Source data:
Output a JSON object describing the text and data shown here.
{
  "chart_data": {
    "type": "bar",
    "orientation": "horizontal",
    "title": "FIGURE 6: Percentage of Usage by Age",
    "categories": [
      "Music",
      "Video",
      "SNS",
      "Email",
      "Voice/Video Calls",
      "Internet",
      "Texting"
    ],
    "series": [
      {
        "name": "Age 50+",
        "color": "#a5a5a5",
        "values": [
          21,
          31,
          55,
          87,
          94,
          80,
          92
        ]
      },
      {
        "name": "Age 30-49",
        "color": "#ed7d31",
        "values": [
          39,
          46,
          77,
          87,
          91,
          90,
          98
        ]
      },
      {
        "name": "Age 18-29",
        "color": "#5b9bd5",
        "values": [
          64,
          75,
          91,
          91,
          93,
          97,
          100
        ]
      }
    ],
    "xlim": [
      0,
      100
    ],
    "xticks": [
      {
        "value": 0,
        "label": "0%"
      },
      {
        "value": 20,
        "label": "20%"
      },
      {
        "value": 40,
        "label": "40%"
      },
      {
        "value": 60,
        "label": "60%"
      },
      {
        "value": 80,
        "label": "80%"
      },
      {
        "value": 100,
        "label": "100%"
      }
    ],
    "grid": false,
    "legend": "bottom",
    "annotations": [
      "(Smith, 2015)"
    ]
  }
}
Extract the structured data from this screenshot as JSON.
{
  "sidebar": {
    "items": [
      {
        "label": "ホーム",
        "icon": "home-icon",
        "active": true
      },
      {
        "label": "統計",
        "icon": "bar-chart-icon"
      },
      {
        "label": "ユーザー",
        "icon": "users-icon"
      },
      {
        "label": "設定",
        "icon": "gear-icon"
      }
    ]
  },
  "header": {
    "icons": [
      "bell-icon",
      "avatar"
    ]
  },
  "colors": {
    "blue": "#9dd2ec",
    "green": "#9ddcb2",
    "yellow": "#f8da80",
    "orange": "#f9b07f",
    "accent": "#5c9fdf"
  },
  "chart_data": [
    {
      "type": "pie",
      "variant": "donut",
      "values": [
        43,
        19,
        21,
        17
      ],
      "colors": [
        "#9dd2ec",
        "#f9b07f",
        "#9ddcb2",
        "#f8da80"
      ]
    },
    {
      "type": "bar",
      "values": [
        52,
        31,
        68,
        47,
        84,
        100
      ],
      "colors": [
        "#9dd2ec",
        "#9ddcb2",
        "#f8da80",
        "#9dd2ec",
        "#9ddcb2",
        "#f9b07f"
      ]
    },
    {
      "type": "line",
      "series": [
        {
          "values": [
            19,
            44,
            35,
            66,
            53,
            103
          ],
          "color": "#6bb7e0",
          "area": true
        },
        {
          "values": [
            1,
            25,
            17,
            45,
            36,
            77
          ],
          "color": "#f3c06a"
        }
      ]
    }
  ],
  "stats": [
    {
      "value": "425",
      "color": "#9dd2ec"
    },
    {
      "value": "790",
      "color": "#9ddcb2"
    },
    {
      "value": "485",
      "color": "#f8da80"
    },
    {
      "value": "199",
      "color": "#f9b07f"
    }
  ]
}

What you have to do:
Copy out all lines above that include the string "label".

Output below:
        "label": "0%"
        "label": "20%"
        "label": "40%"
        "label": "60%"
        "label": "80%"
        "label": "100%"
        "label": "ホーム",
        "label": "統計",
        "label": "ユーザー",
        "label": "設定",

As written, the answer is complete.